Given exercise - With the pictures left out, write out exactly the lines from the one containing "What text is on this page?" through the end.

## Begin Given data

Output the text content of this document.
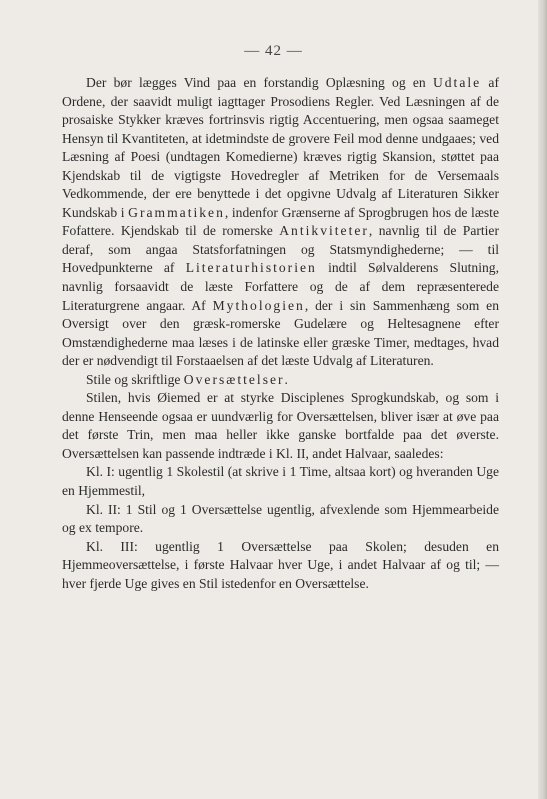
— 42 —

Der bør lægges Vind paa en forstandig Oplæsning og en Udtale af Ordene, der saavidt muligt iagttager Prosodiens Regler. Ved Læsningen af de prosaiske Stykker kræves fortrinsvis rigtig Accentuering, men ogsaa saameget Hensyn til Kvantiteten, at idetmindste de grovere Feil mod denne undgaaes; ved Læsning af Poesi (undtagen Komedierne) kræves rigtig Skansion, støttet paa Kjendskab til de vigtigste Hovedregler af Metriken for de Versemaals Vedkommende, der ere benyttede i det opgivne Udvalg af Literaturen Sikker Kundskab i Grammatiken, indenfor Grænserne af Sprogbrugen hos de læste Fofattere. Kjendskab til de romerske Antikviteter, navnlig til de Partier deraf, som angaa Statsforfatningen og Statsmyndighederne; — til Hovedpunkterne af Literaturhistorien indtil Sølvalderens Slutning, navnlig forsaavidt de læste Forfattere og de af dem repræsenterede Literaturgrene angaar. Af Mythologien, der i sin Sammenhæng som en Oversigt over den græsk-romerske Gudelære og Heltesagnene efter Omstændighederne maa læses i de latinske eller græske Timer, medtages, hvad der er nødvendigt til Forstaaelsen af det læste Udvalg af Literaturen.

Stile og skriftlige Oversættelser.

Stilen, hvis Øiemed er at styrke Disciplenes Sprogkundskab, og som i denne Henseende ogsaa er uundværlig for Oversættelsen, bliver især at øve paa det første Trin, men maa heller ikke ganske bortfalde paa det øverste. Oversættelsen kan passende indtræde i Kl. II, andet Halvaar, saaledes:

Kl. I: ugentlig 1 Skolestil (at skrive i 1 Time, altsaa kort) og hveranden Uge en Hjemmestil,

Kl. II: 1 Stil og 1 Oversættelse ugentlig, afvexlende som Hjemmearbeide og ex tempore.

Kl. III: ugentlig 1 Oversættelse paa Skolen; desuden en Hjemmeoversættelse, i første Halvaar hver Uge, i andet Halvaar af og til; — hver fjerde Uge gives en Stil istedenfor en Oversættelse.
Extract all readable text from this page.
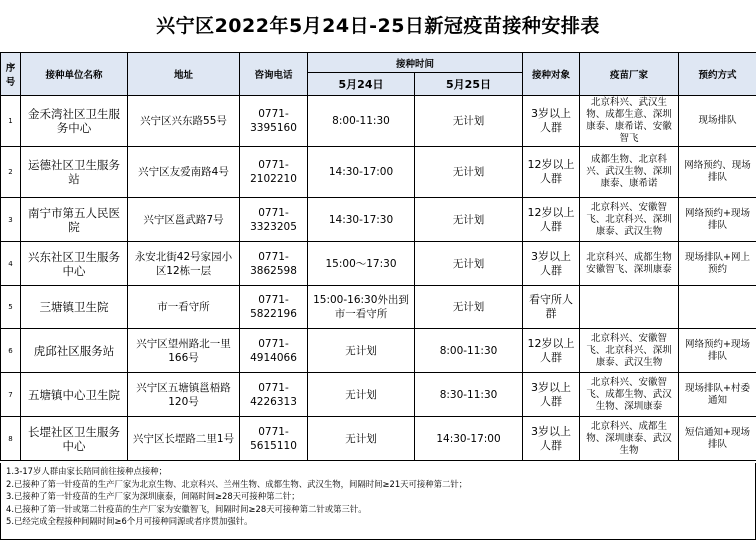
兴宁区2022年5月24日-25日新冠疫苗接种安排表
序号	接种单位名称	地址	咨询电话	接种时间		接种对象	疫苗厂家	预约方式
				5月24日	5月25日			
1	金禾湾社区卫生服务中心	兴宁区兴东路55号	0771-3395160	8:00-11:30	无计划	3岁以上人群	北京科兴、武汉生物、成都生意、深圳康泰、康希诺、安徽智飞	现场排队
2	运德社区卫生服务站	兴宁区友爱南路4号	0771-2102210	14:30-17:00	无计划	12岁以上人群	成都生物、北京科兴、武汉生物、深圳康泰、康希诺	网络预约、现场排队
3	南宁市第五人民医院	兴宁区邕武路7号	0771-3323205	14:30-17:30	无计划	12岁以上人群	北京科兴、安徽智飞、北京科兴、深圳康泰、武汉生物	网络预约+现场排队
4	兴东社区卫生服务中心	永安北街42号家园小区12栋一层	0771-3862598	15:00～17:30	无计划	3岁以上人群	北京科兴、成都生物安徽智飞、深圳康泰	现场排队+网上预约
5	三塘镇卫生院	市一看守所	0771-5822196	15:00-16:30外出到市一看守所	无计划	看守所人群		
6	虎邱社区服务站	兴宁区望州路北一里166号	0771-4914066	无计划	8:00-11:30	12岁以上人群	北京科兴、安徽智飞、北京科兴、深圳康泰、武汉生物	网络预约+现场排队
7	五塘镇中心卫生院	兴宁区五塘镇邕梧路120号	0771-4226313	无计划	8:30-11:30	3岁以上人群	北京科兴、安徽智飞、成都生物、武汉生物、深圳康泰	现场排队+村委通知
8	长堽社区卫生服务中心	兴宁区长堽路二里1号	0771-5615110	无计划	14:30-17:00	3岁以上人群	北京科兴、成都生物、深圳康泰、武汉生物	短信通知+现场排队
1.3-17岁人群由家长陪同前往接种点接种；
2.已接种了第一针疫苗的生产厂家为北京生物、北京科兴、兰州生物、成都生物、武汉生物，间隔时间≥21天可接种第二针；
3.已接种了第一针疫苗的生产厂家为深圳康泰，间隔时间≥28天可接种第二针；
4.已接种了第一针或第二针疫苗的生产厂家为安徽智飞，间隔时间≥28天可接种第二针或第三针。
5.已经完成全程接种间隔时间≥6个月可接种同源或者序贯加强针。
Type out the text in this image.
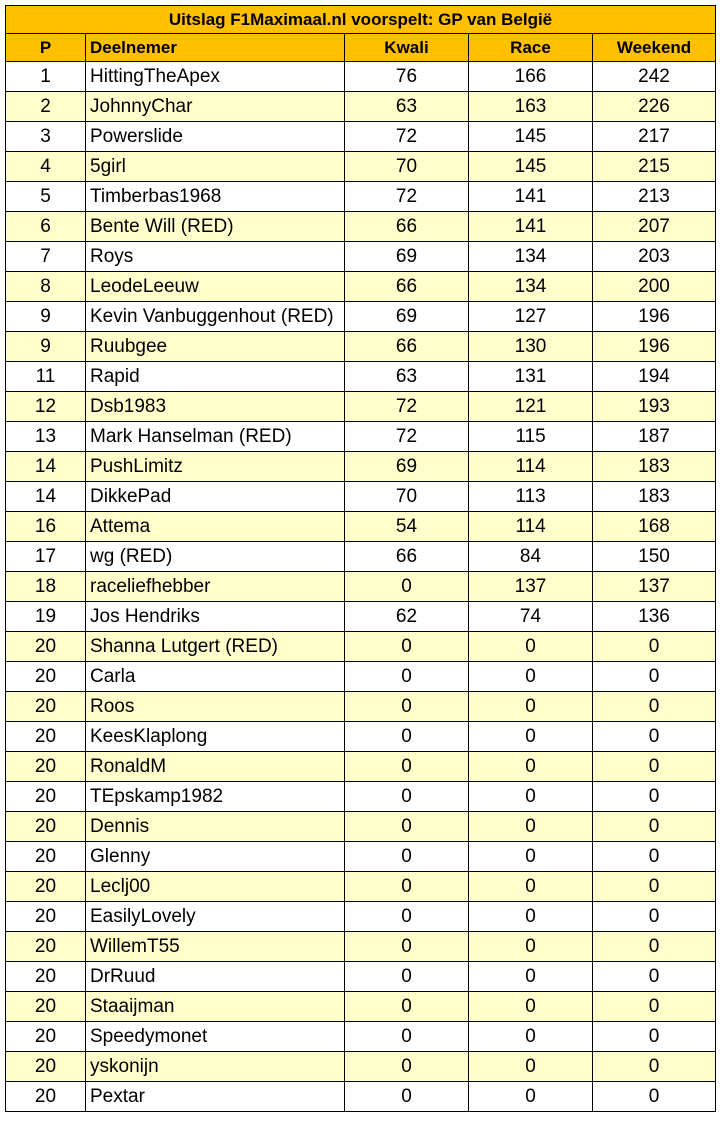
Uitslag F1Maximaal.nl voorspelt: GP van België				
P	Deelnemer	Kwali	Race	Weekend
1	HittingTheApex	76	166	242
2	JohnnyChar	63	163	226
3	Powerslide	72	145	217
4	5girl	70	145	215
5	Timberbas1968	72	141	213
6	Bente Will (RED)	66	141	207
7	Roys	69	134	203
8	LeodeLeeuw	66	134	200
9	Kevin Vanbuggenhout (RED)	69	127	196
9	Ruubgee	66	130	196
11	Rapid	63	131	194
12	Dsb1983	72	121	193
13	Mark Hanselman (RED)	72	115	187
14	PushLimitz	69	114	183
14	DikkePad	70	113	183
16	Attema	54	114	168
17	wg (RED)	66	84	150
18	raceliefhebber	0	137	137
19	Jos Hendriks	62	74	136
20	Shanna Lutgert (RED)	0	0	0
20	Carla	0	0	0
20	Roos	0	0	0
20	KeesKlaplong	0	0	0
20	RonaldM	0	0	0
20	TEpskamp1982	0	0	0
20	Dennis	0	0	0
20	Glenny	0	0	0
20	Leclj00	0	0	0
20	EasilyLovely	0	0	0
20	WillemT55	0	0	0
20	DrRuud	0	0	0
20	Staaijman	0	0	0
20	Speedymonet	0	0	0
20	yskonijn	0	0	0
20	Pextar	0	0	0
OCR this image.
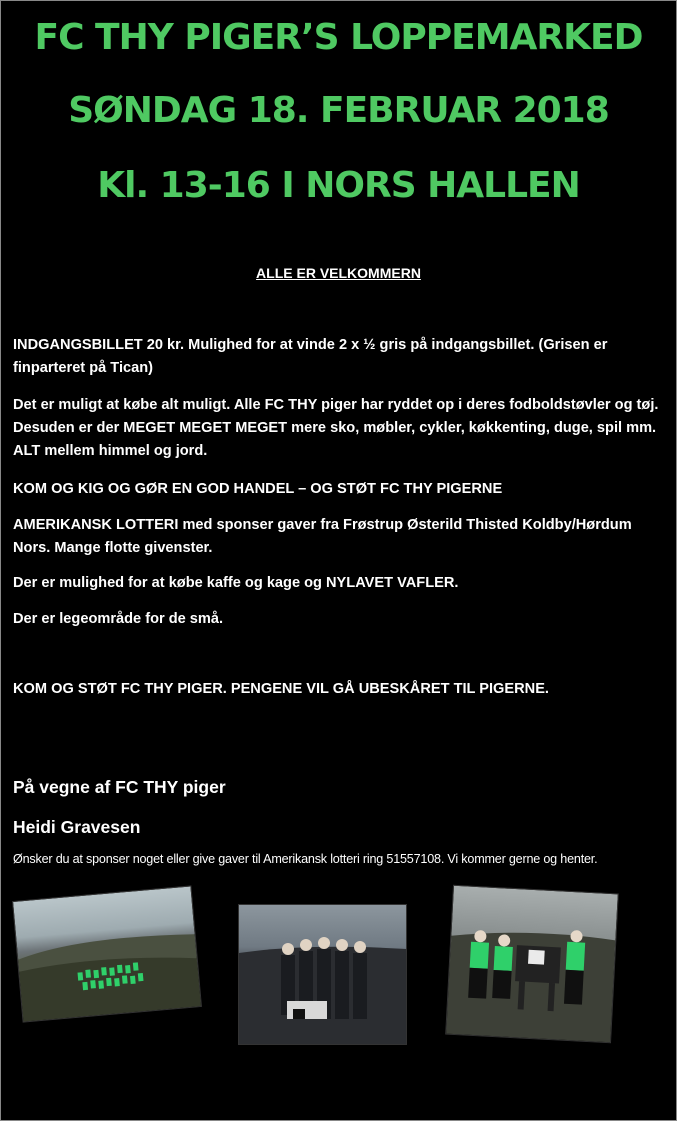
FC THY PIGER’S LOPPEMARKED
SØNDAG 18. FEBRUAR 2018
Kl. 13-16 I NORS HALLEN
ALLE ER VELKOMMERN

INDGANGSBILLET 20 kr. Mulighed for at vinde 2 x ½ gris på indgangsbillet. (Grisen er finparteret på Tican)

Det er muligt at købe alt muligt. Alle FC THY piger har ryddet op i deres fodboldstøvler og tøj. Desuden er der MEGET MEGET MEGET mere sko, møbler, cykler, køkkenting, duge, spil mm. ALT mellem himmel og jord.

KOM OG KIG OG GØR EN GOD HANDEL – OG STØT FC THY PIGERNE

AMERIKANSK LOTTERI med sponser gaver fra Frøstrup Østerild Thisted Koldby/Hørdum Nors. Mange flotte givenster.

Der er mulighed for at købe kaffe og kage og NYLAVET VAFLER.

Der er legeområde for de små.

KOM OG STØT FC THY PIGER. PENGENE VIL GÅ UBESKÅRET TIL PIGERNE.

På vegne af FC THY piger
Heidi Gravesen
Ønsker du at sponser noget eller give gaver til Amerikansk lotteri ring 51557108. Vi kommer gerne og henter.
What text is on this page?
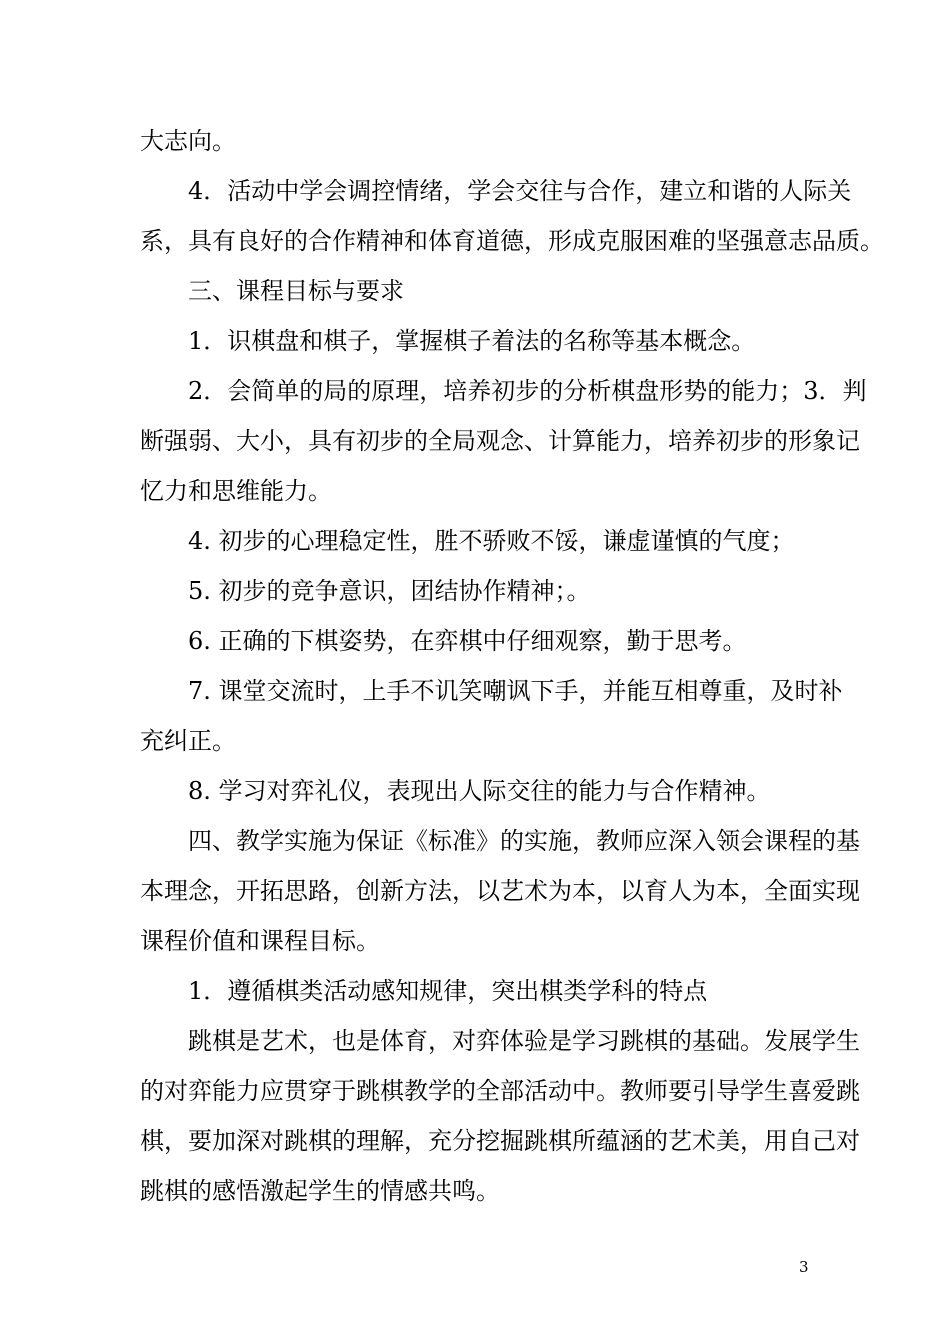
大志向。

4．活动中学会调控情绪，学会交往与合作，建立和谐的人际关
系，具有良好的合作精神和体育道德，形成克服困难的坚强意志品质。

三、课程目标与要求

1．识棋盘和棋子，掌握棋子着法的名称等基本概念。

2．会简单的局的原理，培养初步的分析棋盘形势的能力；3．判
断强弱、大小，具有初步的全局观念、计算能力，培养初步的形象记
忆力和思维能力。

4. 初步的心理稳定性，胜不骄败不馁，谦虚谨慎的气度；

5. 初步的竞争意识，团结协作精神；。

6. 正确的下棋姿势，在弈棋中仔细观察，勤于思考。

7. 课堂交流时，上手不讥笑嘲讽下手，并能互相尊重，及时补
充纠正。

8. 学习对弈礼仪，表现出人际交往的能力与合作精神。

四、教学实施为保证《标准》的实施，教师应深入领会课程的基
本理念，开拓思路，创新方法，以艺术为本，以育人为本，全面实现
课程价值和课程目标。

1．遵循棋类活动感知规律，突出棋类学科的特点

跳棋是艺术，也是体育，对弈体验是学习跳棋的基础。发展学生
的对弈能力应贯穿于跳棋教学的全部活动中。教师要引导学生喜爱跳
棋，要加深对跳棋的理解，充分挖掘跳棋所蕴涵的艺术美，用自己对
跳棋的感悟激起学生的情感共鸣。

3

## End Given data

Worked answer -
What text is on this page?
大志向。

4．活动中学会调控情绪，学会交往与合作，建立和谐的人际关
系，具有良好的合作精神和体育道德，形成克服困难的坚强意志品质。

三、课程目标与要求

1．识棋盘和棋子，掌握棋子着法的名称等基本概念。

2．会简单的局的原理，培养初步的分析棋盘形势的能力；3．判
断强弱、大小，具有初步的全局观念、计算能力，培养初步的形象记
忆力和思维能力。

4. 初步的心理稳定性，胜不骄败不馁，谦虚谨慎的气度；

5. 初步的竞争意识，团结协作精神；。

6. 正确的下棋姿势，在弈棋中仔细观察，勤于思考。

7. 课堂交流时，上手不讥笑嘲讽下手，并能互相尊重，及时补
充纠正。

8. 学习对弈礼仪，表现出人际交往的能力与合作精神。

四、教学实施为保证《标准》的实施，教师应深入领会课程的基
本理念，开拓思路，创新方法，以艺术为本，以育人为本，全面实现
课程价值和课程目标。

1．遵循棋类活动感知规律，突出棋类学科的特点

跳棋是艺术，也是体育，对弈体验是学习跳棋的基础。发展学生
的对弈能力应贯穿于跳棋教学的全部活动中。教师要引导学生喜爱跳
棋，要加深对跳棋的理解，充分挖掘跳棋所蕴涵的艺术美，用自己对
跳棋的感悟激起学生的情感共鸣。

3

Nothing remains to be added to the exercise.